§ WORK REQUIRED
Each line below should be quoted exactly, please.

--- BEGIN DATASET RECORDS ---

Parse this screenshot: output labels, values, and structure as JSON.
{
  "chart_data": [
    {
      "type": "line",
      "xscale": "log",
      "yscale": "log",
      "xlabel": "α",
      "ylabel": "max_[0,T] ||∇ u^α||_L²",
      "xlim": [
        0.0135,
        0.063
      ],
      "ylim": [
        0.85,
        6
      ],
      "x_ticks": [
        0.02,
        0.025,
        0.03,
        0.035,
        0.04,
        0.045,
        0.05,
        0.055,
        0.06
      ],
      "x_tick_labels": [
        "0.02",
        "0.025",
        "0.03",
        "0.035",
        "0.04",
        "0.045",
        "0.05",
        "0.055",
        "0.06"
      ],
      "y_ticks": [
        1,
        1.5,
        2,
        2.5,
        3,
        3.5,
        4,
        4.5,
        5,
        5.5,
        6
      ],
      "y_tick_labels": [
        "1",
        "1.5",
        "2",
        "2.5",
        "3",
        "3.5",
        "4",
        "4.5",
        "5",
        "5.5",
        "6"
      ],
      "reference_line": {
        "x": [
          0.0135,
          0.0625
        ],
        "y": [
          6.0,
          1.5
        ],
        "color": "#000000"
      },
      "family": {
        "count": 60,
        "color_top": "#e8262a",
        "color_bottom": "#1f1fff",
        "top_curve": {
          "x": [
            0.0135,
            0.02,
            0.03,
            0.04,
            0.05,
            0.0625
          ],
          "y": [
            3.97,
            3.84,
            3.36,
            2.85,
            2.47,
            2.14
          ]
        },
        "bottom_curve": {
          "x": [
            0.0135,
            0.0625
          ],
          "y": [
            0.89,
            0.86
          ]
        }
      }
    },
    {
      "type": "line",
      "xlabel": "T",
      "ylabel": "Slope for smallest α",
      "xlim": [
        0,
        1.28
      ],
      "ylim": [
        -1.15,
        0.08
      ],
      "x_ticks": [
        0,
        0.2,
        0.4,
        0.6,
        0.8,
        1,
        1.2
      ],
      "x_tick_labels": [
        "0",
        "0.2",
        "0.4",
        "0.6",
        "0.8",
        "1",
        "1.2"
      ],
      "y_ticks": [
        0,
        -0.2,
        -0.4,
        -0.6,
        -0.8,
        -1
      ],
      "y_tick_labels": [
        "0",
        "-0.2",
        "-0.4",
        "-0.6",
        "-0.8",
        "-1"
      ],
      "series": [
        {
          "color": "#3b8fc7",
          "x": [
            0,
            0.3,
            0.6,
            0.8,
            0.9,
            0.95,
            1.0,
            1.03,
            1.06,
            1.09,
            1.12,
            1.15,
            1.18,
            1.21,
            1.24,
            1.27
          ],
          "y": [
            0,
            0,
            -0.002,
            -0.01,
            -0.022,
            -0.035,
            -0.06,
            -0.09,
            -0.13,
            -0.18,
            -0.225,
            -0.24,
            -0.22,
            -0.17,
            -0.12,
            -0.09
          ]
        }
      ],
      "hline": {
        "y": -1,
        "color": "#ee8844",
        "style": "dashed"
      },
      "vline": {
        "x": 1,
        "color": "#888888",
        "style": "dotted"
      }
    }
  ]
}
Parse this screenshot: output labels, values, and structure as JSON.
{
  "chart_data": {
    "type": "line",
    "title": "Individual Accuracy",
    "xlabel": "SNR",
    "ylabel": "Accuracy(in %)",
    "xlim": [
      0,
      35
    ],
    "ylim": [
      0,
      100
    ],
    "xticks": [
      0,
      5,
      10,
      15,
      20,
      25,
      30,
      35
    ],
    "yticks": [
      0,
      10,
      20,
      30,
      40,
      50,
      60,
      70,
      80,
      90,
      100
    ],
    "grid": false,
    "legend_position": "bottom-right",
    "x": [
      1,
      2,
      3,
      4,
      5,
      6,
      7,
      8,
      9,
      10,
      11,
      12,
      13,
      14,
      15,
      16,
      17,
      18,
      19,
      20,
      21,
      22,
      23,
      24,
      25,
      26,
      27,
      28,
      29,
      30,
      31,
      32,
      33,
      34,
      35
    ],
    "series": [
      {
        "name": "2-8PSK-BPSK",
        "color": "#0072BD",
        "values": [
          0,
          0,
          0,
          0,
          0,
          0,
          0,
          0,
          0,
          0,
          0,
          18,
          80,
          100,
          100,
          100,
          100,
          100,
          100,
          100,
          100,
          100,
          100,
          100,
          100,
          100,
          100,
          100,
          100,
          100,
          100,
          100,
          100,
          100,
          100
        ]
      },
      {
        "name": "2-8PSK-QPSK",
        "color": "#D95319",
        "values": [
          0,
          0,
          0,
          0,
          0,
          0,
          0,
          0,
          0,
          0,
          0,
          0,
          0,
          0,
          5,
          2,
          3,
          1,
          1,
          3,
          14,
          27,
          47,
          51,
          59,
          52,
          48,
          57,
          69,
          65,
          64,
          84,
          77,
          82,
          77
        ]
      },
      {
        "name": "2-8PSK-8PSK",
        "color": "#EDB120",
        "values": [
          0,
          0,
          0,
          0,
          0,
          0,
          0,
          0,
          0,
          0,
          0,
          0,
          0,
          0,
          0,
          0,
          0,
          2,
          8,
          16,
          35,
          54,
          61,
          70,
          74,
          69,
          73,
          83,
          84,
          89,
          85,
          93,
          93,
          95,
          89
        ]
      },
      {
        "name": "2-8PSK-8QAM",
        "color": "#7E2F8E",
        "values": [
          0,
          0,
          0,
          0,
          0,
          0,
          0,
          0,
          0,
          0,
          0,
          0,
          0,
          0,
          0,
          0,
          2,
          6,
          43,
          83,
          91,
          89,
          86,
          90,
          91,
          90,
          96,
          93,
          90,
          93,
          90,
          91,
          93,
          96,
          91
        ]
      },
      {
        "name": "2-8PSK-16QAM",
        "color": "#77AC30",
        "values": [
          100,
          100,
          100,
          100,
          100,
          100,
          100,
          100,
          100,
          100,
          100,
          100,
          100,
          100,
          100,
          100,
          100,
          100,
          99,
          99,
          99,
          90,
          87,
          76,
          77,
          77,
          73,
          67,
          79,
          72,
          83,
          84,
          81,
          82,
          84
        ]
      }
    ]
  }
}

--- END DATASET RECORDS ---

§ TASK OUTPUT
Parse this screenshot: output labels, values, and structure as JSON.
{
  "chart_data": [
    {
      "type": "line",
      "xscale": "log",
      "yscale": "log",
      "xlabel": "α",
      "ylabel": "max_[0,T] ||∇ u^α||_L²",
      "xlim": [
        0.0135,
        0.063
      ],
      "ylim": [
        0.85,
        6
      ],
      "x_ticks": [
        0.02,
        0.025,
        0.03,
        0.035,
        0.04,
        0.045,
        0.05,
        0.055,
        0.06
      ],
      "x_tick_labels": [
        "0.02",
        "0.025",
        "0.03",
        "0.035",
        "0.04",
        "0.045",
        "0.05",
        "0.055",
        "0.06"
      ],
      "y_ticks": [
        1,
        1.5,
        2,
        2.5,
        3,
        3.5,
        4,
        4.5,
        5,
        5.5,
        6
      ],
      "y_tick_labels": [
        "1",
        "1.5",
        "2",
        "2.5",
        "3",
        "3.5",
        "4",
        "4.5",
        "5",
        "5.5",
        "6"
      ],
      "reference_line": {
        "x": [
          0.0135,
          0.0625
        ],
        "y": [
          6.0,
          1.5
        ],
        "color": "#000000"
      },
      "family": {
        "count": 60,
        "color_top": "#e8262a",
        "color_bottom": "#1f1fff",
        "top_curve": {
          "x": [
            0.0135,
            0.02,
            0.03,
            0.04,
            0.05,
            0.0625
          ],
          "y": [
            3.97,
            3.84,
            3.36,
            2.85,
            2.47,
            2.14
          ]
        },
        "bottom_curve": {
          "x": [
            0.0135,
            0.0625
          ],
          "y": [
            0.89,
            0.86
          ]
        }
      }
    },
    {
      "type": "line",
      "xlabel": "T",
      "ylabel": "Slope for smallest α",
      "xlim": [
        0,
        1.28
      ],
      "ylim": [
        -1.15,
        0.08
      ],
      "x_ticks": [
        0,
        0.2,
        0.4,
        0.6,
        0.8,
        1,
        1.2
      ],
      "x_tick_labels": [
        "0",
        "0.2",
        "0.4",
        "0.6",
        "0.8",
        "1",
        "1.2"
      ],
      "y_ticks": [
        0,
        -0.2,
        -0.4,
        -0.6,
        -0.8,
        -1
      ],
      "y_tick_labels": [
        "0",
        "-0.2",
        "-0.4",
        "-0.6",
        "-0.8",
        "-1"
      ],
      "series": [
        {
          "color": "#3b8fc7",
          "x": [
            0,
            0.3,
            0.6,
            0.8,
            0.9,
            0.95,
            1.0,
            1.03,
            1.06,
            1.09,
            1.12,
            1.15,
            1.18,
            1.21,
            1.24,
            1.27
          ],
          "y": [
            0,
            0,
            -0.002,
            -0.01,
            -0.022,
            -0.035,
            -0.06,
            -0.09,
            -0.13,
            -0.18,
            -0.225,
            -0.24,
            -0.22,
            -0.17,
            -0.12,
            -0.09
          ]
        }
      ],
      "hline": {
        "y": -1,
        "color": "#ee8844",
        "style": "dashed"
      },
      "vline": {
        "x": 1,
        "color": "#888888",
        "style": "dotted"
      }
    }
  ]
}
Parse this screenshot: output labels, values, and structure as JSON.
{
  "chart_data": {
    "type": "line",
    "title": "Individual Accuracy",
    "xlabel": "SNR",
    "ylabel": "Accuracy(in %)",
    "xlim": [
      0,
      35
    ],
    "ylim": [
      0,
      100
    ],
    "xticks": [
      0,
      5,
      10,
      15,
      20,
      25,
      30,
      35
    ],
    "yticks": [
      0,
      10,
      20,
      30,
      40,
      50,
      60,
      70,
      80,
      90,
      100
    ],
    "grid": false,
    "legend_position": "bottom-right",
    "x": [
      1,
      2,
      3,
      4,
      5,
      6,
      7,
      8,
      9,
      10,
      11,
      12,
      13,
      14,
      15,
      16,
      17,
      18,
      19,
      20,
      21,
      22,
      23,
      24,
      25,
      26,
      27,
      28,
      29,
      30,
      31,
      32,
      33,
      34,
      35
    ],
    "series": [
      {
        "name": "2-8PSK-BPSK",
        "color": "#0072BD",
        "values": [
          0,
          0,
          0,
          0,
          0,
          0,
          0,
          0,
          0,
          0,
          0,
          18,
          80,
          100,
          100,
          100,
          100,
          100,
          100,
          100,
          100,
          100,
          100,
          100,
          100,
          100,
          100,
          100,
          100,
          100,
          100,
          100,
          100,
          100,
          100
        ]
      },
      {
        "name": "2-8PSK-QPSK",
        "color": "#D95319",
        "values": [
          0,
          0,
          0,
          0,
          0,
          0,
          0,
          0,
          0,
          0,
          0,
          0,
          0,
          0,
          5,
          2,
          3,
          1,
          1,
          3,
          14,
          27,
          47,
          51,
          59,
          52,
          48,
          57,
          69,
          65,
          64,
          84,
          77,
          82,
          77
        ]
      },
      {
        "name": "2-8PSK-8PSK",
        "color": "#EDB120",
        "values": [
          0,
          0,
          0,
          0,
          0,
          0,
          0,
          0,
          0,
          0,
          0,
          0,
          0,
          0,
          0,
          0,
          0,
          2,
          8,
          16,
          35,
          54,
          61,
          70,
          74,
          69,
          73,
          83,
          84,
          89,
          85,
          93,
          93,
          95,
          89
        ]
      },
      {
        "name": "2-8PSK-8QAM",
        "color": "#7E2F8E",
        "values": [
          0,
          0,
          0,
          0,
          0,
          0,
          0,
          0,
          0,
          0,
          0,
          0,
          0,
          0,
          0,
          0,
          2,
          6,
          43,
          83,
          91,
          89,
          86,
          90,
          91,
          90,
          96,
          93,
          90,
          93,
          90,
          91,
          93,
          96,
          91
        ]
      },
      {
        "name": "2-8PSK-16QAM",
        "color": "#77AC30",
        "values": [
          100,
          100,
          100,
          100,
          100,
          100,
          100,
          100,
          100,
          100,
          100,
          100,
          100,
          100,
          100,
          100,
          100,
          100,
          99,
          99,
          99,
          90,
          87,
          76,
          77,
          77,
          73,
          67,
          79,
          72,
          83,
          84,
          81,
          82,
          84
        ]
      }
    ]
  }
}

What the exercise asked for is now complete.